[Objective] Scan the records for the string "Правительства"; copy each line where it occurs.
─── Provided records
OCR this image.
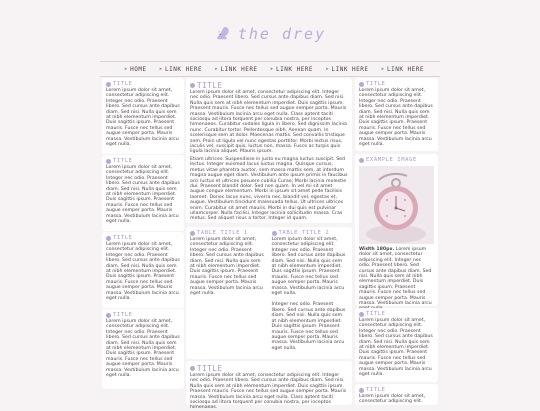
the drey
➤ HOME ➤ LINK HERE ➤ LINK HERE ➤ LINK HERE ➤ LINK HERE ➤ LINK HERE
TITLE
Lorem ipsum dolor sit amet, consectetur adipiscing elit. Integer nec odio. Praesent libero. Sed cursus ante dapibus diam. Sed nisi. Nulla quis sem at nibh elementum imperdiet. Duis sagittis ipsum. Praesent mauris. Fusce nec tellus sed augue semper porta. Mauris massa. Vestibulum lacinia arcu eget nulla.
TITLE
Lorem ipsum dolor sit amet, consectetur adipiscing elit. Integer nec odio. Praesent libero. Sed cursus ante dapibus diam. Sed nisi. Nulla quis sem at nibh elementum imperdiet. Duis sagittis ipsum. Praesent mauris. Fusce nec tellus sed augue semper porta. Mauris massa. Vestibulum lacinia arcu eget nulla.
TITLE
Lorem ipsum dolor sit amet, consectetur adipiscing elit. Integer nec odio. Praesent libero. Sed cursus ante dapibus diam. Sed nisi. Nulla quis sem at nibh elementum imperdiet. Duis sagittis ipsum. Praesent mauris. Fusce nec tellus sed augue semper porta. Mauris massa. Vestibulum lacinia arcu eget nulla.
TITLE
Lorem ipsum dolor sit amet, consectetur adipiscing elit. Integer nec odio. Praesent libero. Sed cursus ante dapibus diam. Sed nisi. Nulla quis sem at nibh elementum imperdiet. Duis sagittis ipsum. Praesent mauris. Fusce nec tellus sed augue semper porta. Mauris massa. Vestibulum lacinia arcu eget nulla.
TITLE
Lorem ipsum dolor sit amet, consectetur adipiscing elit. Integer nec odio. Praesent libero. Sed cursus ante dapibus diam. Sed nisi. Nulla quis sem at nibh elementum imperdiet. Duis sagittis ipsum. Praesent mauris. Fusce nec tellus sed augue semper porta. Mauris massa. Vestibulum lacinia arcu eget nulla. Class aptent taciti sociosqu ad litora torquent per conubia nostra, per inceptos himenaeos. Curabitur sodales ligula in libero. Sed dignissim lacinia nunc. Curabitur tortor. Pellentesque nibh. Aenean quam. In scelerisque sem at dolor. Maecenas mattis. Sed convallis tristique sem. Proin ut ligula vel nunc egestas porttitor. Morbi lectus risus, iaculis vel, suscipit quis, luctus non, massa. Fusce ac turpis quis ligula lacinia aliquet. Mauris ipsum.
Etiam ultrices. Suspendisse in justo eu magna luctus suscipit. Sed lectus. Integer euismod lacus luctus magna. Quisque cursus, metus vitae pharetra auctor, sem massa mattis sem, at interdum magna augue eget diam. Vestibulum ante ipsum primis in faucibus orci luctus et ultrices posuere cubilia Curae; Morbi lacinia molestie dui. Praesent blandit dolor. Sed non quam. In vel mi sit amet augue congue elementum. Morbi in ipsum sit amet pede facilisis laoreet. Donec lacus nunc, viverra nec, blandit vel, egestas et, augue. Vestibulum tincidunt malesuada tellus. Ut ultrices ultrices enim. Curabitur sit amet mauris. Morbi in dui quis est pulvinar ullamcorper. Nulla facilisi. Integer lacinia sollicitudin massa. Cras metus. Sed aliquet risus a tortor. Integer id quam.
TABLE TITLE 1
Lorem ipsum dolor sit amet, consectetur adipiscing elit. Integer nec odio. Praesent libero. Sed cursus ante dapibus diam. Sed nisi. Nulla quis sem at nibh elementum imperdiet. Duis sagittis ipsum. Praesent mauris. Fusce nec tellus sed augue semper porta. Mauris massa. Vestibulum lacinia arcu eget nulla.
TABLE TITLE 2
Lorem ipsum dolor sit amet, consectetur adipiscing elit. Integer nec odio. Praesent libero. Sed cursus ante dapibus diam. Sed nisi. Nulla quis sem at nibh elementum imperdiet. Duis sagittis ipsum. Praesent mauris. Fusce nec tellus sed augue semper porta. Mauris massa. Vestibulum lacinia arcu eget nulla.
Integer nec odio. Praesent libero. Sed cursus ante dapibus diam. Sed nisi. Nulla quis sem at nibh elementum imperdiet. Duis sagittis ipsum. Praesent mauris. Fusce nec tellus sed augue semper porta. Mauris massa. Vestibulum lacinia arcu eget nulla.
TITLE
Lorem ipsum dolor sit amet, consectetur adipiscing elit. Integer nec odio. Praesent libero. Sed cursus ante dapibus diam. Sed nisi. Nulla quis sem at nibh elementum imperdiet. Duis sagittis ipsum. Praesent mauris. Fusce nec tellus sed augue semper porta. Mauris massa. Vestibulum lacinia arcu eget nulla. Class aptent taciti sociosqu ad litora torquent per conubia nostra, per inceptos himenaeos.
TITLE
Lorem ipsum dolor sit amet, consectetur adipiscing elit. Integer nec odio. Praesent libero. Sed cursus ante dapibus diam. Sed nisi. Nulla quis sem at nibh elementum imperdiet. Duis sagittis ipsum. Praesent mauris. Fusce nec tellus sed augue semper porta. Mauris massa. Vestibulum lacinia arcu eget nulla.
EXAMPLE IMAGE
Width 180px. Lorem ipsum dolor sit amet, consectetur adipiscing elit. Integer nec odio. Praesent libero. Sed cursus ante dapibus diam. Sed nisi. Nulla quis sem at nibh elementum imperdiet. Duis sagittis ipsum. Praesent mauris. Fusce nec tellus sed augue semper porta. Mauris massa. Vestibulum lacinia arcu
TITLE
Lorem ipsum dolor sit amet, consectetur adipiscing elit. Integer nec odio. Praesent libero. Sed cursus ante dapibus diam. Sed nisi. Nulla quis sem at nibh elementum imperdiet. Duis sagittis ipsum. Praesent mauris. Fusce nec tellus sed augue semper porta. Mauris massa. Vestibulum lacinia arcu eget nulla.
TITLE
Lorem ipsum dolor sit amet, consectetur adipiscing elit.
──────
─── Provided records
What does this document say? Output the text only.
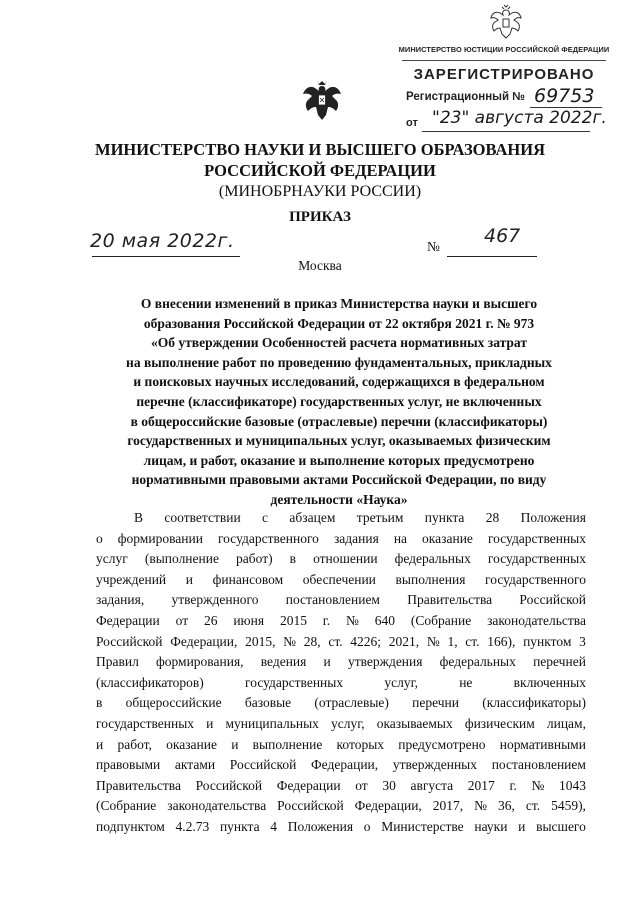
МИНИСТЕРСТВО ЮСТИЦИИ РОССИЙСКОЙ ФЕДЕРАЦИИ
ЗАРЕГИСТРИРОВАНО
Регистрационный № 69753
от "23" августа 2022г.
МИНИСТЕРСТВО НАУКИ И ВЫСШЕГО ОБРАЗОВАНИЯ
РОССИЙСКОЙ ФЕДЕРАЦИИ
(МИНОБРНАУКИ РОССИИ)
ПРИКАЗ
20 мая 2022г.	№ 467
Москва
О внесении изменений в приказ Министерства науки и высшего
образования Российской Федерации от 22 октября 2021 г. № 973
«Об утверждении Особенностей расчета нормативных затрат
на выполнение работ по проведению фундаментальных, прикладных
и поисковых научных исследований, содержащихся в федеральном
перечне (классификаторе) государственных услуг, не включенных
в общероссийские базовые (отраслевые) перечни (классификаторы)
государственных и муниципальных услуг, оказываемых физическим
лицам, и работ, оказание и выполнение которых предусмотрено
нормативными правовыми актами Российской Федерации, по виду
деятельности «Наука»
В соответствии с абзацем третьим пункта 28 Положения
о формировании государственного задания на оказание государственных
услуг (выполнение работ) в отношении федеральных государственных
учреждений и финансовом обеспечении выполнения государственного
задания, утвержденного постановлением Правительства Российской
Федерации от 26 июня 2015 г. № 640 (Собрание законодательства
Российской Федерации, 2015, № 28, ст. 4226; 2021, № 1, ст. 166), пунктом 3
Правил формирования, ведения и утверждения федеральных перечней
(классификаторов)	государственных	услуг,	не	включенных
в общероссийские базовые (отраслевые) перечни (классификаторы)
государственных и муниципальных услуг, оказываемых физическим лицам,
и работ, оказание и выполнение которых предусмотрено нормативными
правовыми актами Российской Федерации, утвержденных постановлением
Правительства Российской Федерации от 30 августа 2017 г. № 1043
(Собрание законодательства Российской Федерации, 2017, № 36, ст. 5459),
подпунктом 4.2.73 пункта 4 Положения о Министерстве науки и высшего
──────
─── Provided records
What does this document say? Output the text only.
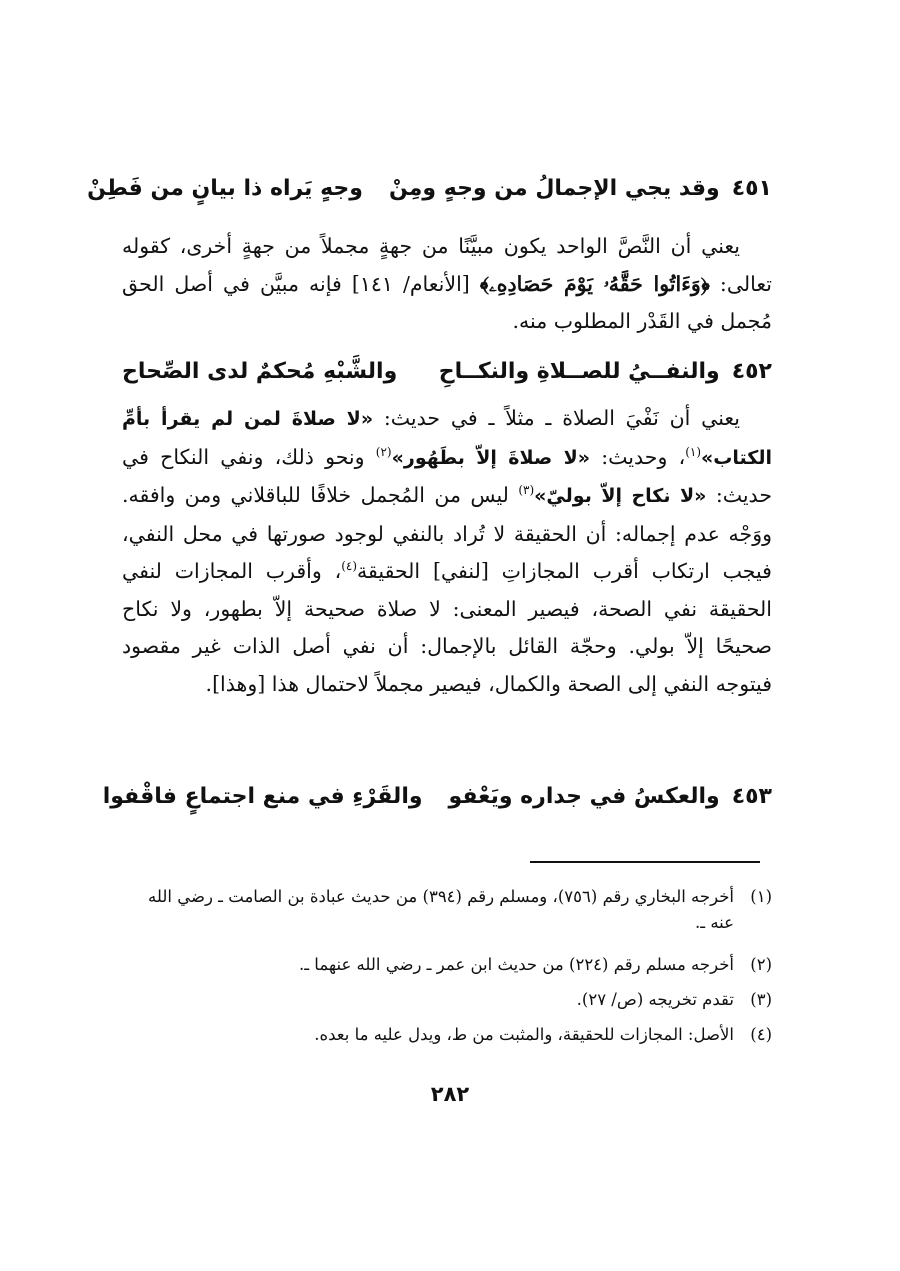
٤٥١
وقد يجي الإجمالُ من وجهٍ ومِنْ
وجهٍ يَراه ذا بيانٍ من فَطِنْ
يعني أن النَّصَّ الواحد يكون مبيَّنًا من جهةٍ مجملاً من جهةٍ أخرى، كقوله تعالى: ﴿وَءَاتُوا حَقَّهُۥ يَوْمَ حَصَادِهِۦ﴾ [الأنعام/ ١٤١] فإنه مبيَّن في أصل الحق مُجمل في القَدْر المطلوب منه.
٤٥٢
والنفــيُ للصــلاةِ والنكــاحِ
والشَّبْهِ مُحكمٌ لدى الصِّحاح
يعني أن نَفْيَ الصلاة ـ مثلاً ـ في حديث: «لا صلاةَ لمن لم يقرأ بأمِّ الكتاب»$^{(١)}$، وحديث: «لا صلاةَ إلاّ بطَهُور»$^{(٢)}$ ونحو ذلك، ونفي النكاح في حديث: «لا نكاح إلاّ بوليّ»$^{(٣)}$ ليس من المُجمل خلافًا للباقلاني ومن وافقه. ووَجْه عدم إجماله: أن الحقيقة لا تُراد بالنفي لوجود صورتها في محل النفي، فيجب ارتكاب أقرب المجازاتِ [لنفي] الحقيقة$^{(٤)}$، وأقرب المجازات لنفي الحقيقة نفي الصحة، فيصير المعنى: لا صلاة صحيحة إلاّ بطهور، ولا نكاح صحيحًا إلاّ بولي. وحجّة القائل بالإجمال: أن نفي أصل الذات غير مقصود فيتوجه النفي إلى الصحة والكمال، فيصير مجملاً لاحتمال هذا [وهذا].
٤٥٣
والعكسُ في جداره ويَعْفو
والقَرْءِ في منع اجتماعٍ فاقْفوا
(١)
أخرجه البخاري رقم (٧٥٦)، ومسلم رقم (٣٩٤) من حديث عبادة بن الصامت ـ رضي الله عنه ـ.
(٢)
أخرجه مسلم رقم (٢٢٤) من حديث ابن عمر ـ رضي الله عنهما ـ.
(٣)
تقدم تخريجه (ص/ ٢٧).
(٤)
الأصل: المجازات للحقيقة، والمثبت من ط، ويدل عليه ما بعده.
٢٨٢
──────
[Written reply]
задания, утвержденного постановлением Правительства Российской
Правительства Российской Федерации от 30 августа 2017 г. № 1043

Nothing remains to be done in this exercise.